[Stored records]
/---

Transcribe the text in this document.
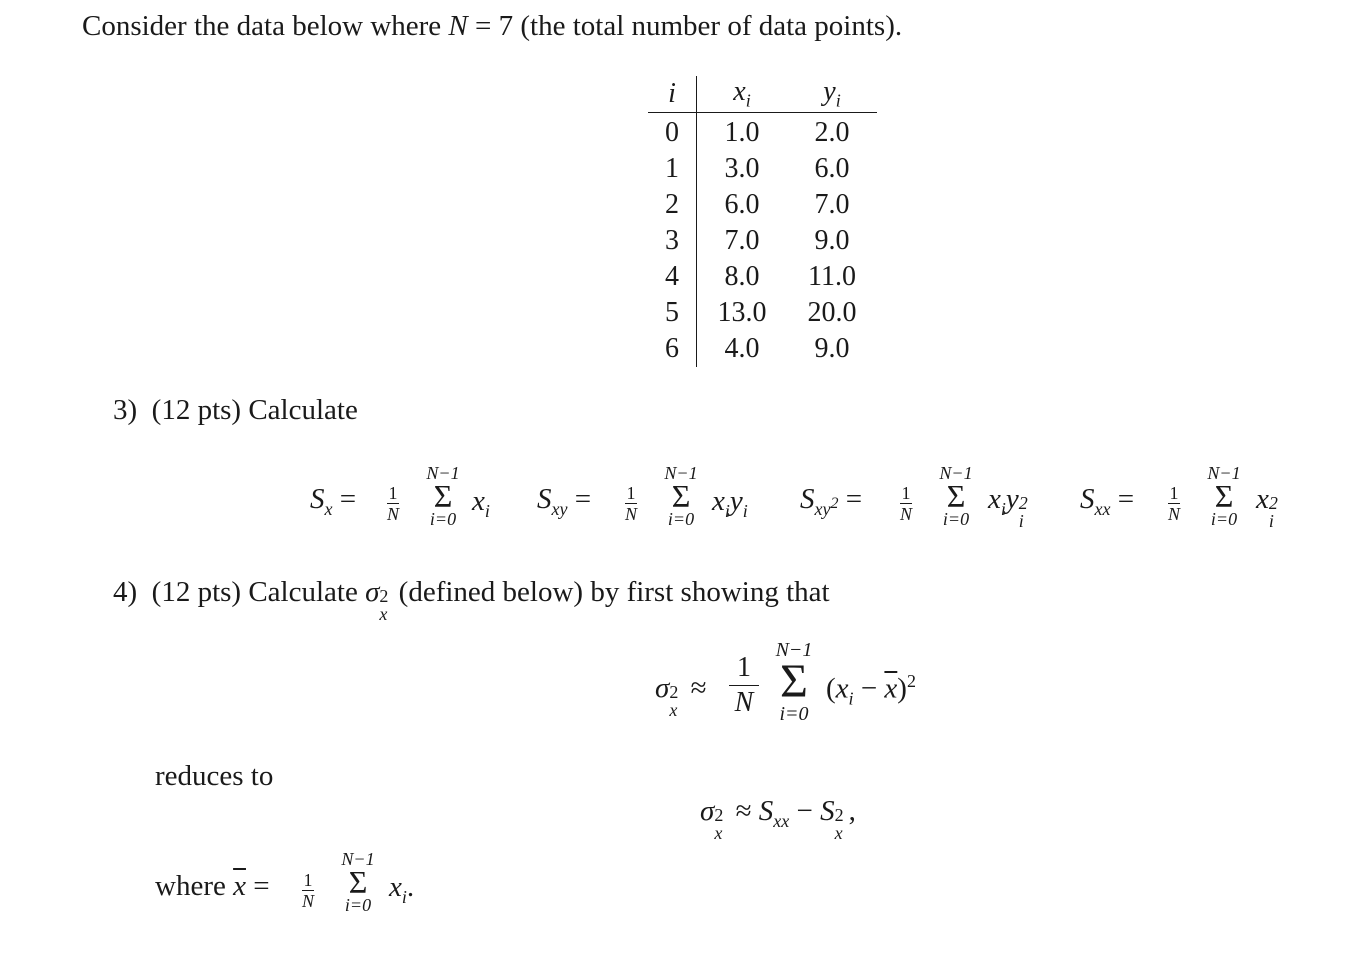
Consider the data below where N = 7 (the total number of data points).
i	$x_i$	$y_i$
0	1.0	2.0
1	3.0	6.0
2	6.0	7.0
3	7.0	9.0
4	8.0	11.0
5	13.0	20.0
6	4.0	9.0
3) (12 pts) Calculate
$S_x = \frac{1}{N}$
N−1
Σ
i=0
$x_i$ $S_{xy} = \frac{1}{N}$
N−1
Σ
i=0
$x_iy_i$ $S_{xy^2} = \frac{1}{N}$
N−1
Σ
i=0
$x_iy$ 2
i
$S_{xx} = \frac{1}{N}$
N−1
Σ
i=0
x 2
i
4) (12 pts) Calculate σ 2
x
(defined below) by first showing that
σ 2
x
≈ $\frac{1}{N}$
N−1
Σ
i=0
$(x_i - \overline{x})^2$
reduces to
σ 2
x
≈ $S_{xx} - S$ 2
x
,
where $\overline{x} = \frac{1}{N}$
N−1
Σ
i=0
$x_i$.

\---

**WORK TO COMPLETE:** Copy each line of the listing that holds the word "frac".

**WRITTEN RESPONSE:**
$S_x = \frac{1}{N}$
$x_i$ $S_{xy} = \frac{1}{N}$
$x_iy_i$ $S_{xy^2} = \frac{1}{N}$
$S_{xx} = \frac{1}{N}$
≈ $\frac{1}{N}$
where $\overline{x} = \frac{1}{N}$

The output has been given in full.